● MATERIAL PROVIDED:
┄┄┄┄┄┄┄┄┄┄┄┄┄┄┄┄┄┄┄┄
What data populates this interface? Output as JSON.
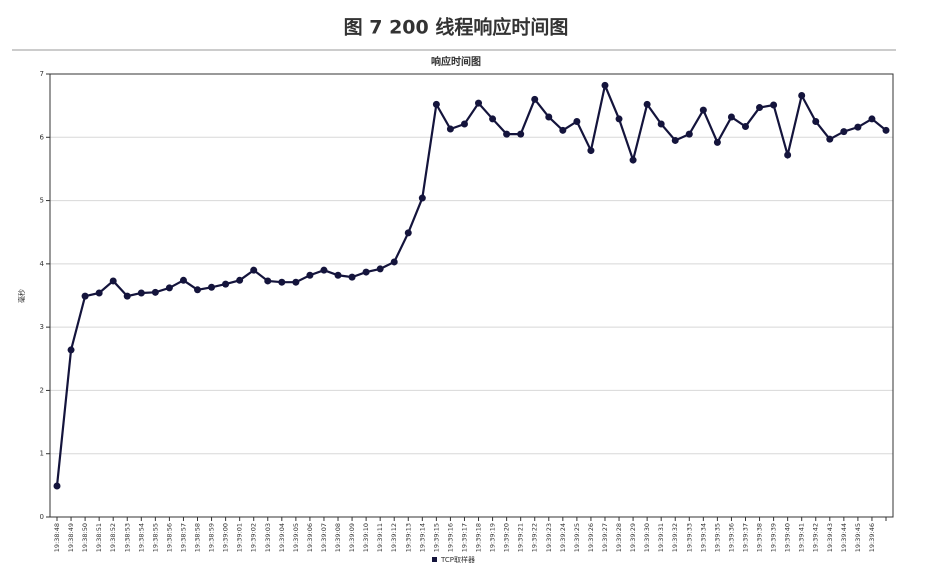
{
  "header": {
    "title": "图 7 200 线程响应时间图"
  },
  "chart_data": {
    "type": "line",
    "title": "响应时间图",
    "y_label": "毫秒",
    "categories": [
      "19:38:48",
      "19:38:49",
      "19:38:50",
      "19:38:51",
      "19:38:52",
      "19:38:53",
      "19:38:54",
      "19:38:55",
      "19:38:56",
      "19:38:57",
      "19:38:58",
      "19:38:59",
      "19:39:00",
      "19:39:01",
      "19:39:02",
      "19:39:03",
      "19:39:04",
      "19:39:05",
      "19:39:06",
      "19:39:07",
      "19:39:08",
      "19:39:09",
      "19:39:10",
      "19:39:11",
      "19:39:12",
      "19:39:13",
      "19:39:14",
      "19:39:15",
      "19:39:16",
      "19:39:17",
      "19:39:18",
      "19:39:19",
      "19:39:20",
      "19:39:21",
      "19:39:22",
      "19:39:23",
      "19:39:24",
      "19:39:25",
      "19:39:26",
      "19:39:27",
      "19:39:28",
      "19:39:29",
      "19:39:30",
      "19:39:31",
      "19:39:32",
      "19:39:33",
      "19:39:34",
      "19:39:35",
      "19:39:36",
      "19:39:37",
      "19:39:38",
      "19:39:39",
      "19:39:40",
      "19:39:41",
      "19:39:42",
      "19:39:43",
      "19:39:44",
      "19:39:45",
      "19:39:46",
      null
    ],
    "series": [
      {
        "name": "TCP取样器",
        "color": "#14143c",
        "values": [
          0.49,
          2.64,
          3.49,
          3.54,
          3.73,
          3.49,
          3.54,
          3.55,
          3.62,
          3.74,
          3.59,
          3.63,
          3.68,
          3.74,
          3.9,
          3.73,
          3.71,
          3.71,
          3.82,
          3.9,
          3.82,
          3.79,
          3.87,
          3.92,
          4.03,
          4.49,
          5.04,
          6.52,
          6.13,
          6.21,
          6.54,
          6.29,
          6.05,
          6.05,
          6.6,
          6.32,
          6.11,
          6.25,
          5.79,
          6.82,
          6.29,
          5.64,
          6.52,
          6.21,
          5.95,
          6.05,
          6.43,
          5.92,
          6.32,
          6.17,
          6.47,
          6.51,
          5.72,
          6.66,
          6.25,
          5.97,
          6.09,
          6.16,
          6.29,
          6.11
        ]
      }
    ],
    "ylim": [
      0,
      7
    ],
    "yticks": [
      0,
      1,
      2,
      3,
      4,
      5,
      6,
      7
    ],
    "grid": true
  }
}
┄┄┄┄┄┄┄┄┄┄┄┄┄┄┄┄┄┄┄┄
● EXERCISE DIRECTIONS:
Omit the pictures. Output every record above word for word.

● FULL OUTPUT:
What data populates this interface? Output as JSON.
{
  "header": {
    "title": "图 7 200 线程响应时间图"
  },
  "chart_data": {
    "type": "line",
    "title": "响应时间图",
    "y_label": "毫秒",
    "categories": [
      "19:38:48",
      "19:38:49",
      "19:38:50",
      "19:38:51",
      "19:38:52",
      "19:38:53",
      "19:38:54",
      "19:38:55",
      "19:38:56",
      "19:38:57",
      "19:38:58",
      "19:38:59",
      "19:39:00",
      "19:39:01",
      "19:39:02",
      "19:39:03",
      "19:39:04",
      "19:39:05",
      "19:39:06",
      "19:39:07",
      "19:39:08",
      "19:39:09",
      "19:39:10",
      "19:39:11",
      "19:39:12",
      "19:39:13",
      "19:39:14",
      "19:39:15",
      "19:39:16",
      "19:39:17",
      "19:39:18",
      "19:39:19",
      "19:39:20",
      "19:39:21",
      "19:39:22",
      "19:39:23",
      "19:39:24",
      "19:39:25",
      "19:39:26",
      "19:39:27",
      "19:39:28",
      "19:39:29",
      "19:39:30",
      "19:39:31",
      "19:39:32",
      "19:39:33",
      "19:39:34",
      "19:39:35",
      "19:39:36",
      "19:39:37",
      "19:39:38",
      "19:39:39",
      "19:39:40",
      "19:39:41",
      "19:39:42",
      "19:39:43",
      "19:39:44",
      "19:39:45",
      "19:39:46",
      null
    ],
    "series": [
      {
        "name": "TCP取样器",
        "color": "#14143c",
        "values": [
          0.49,
          2.64,
          3.49,
          3.54,
          3.73,
          3.49,
          3.54,
          3.55,
          3.62,
          3.74,
          3.59,
          3.63,
          3.68,
          3.74,
          3.9,
          3.73,
          3.71,
          3.71,
          3.82,
          3.9,
          3.82,
          3.79,
          3.87,
          3.92,
          4.03,
          4.49,
          5.04,
          6.52,
          6.13,
          6.21,
          6.54,
          6.29,
          6.05,
          6.05,
          6.6,
          6.32,
          6.11,
          6.25,
          5.79,
          6.82,
          6.29,
          5.64,
          6.52,
          6.21,
          5.95,
          6.05,
          6.43,
          5.92,
          6.32,
          6.17,
          6.47,
          6.51,
          5.72,
          6.66,
          6.25,
          5.97,
          6.09,
          6.16,
          6.29,
          6.11
        ]
      }
    ],
    "ylim": [
      0,
      7
    ],
    "yticks": [
      0,
      1,
      2,
      3,
      4,
      5,
      6,
      7
    ],
    "grid": true
  }
}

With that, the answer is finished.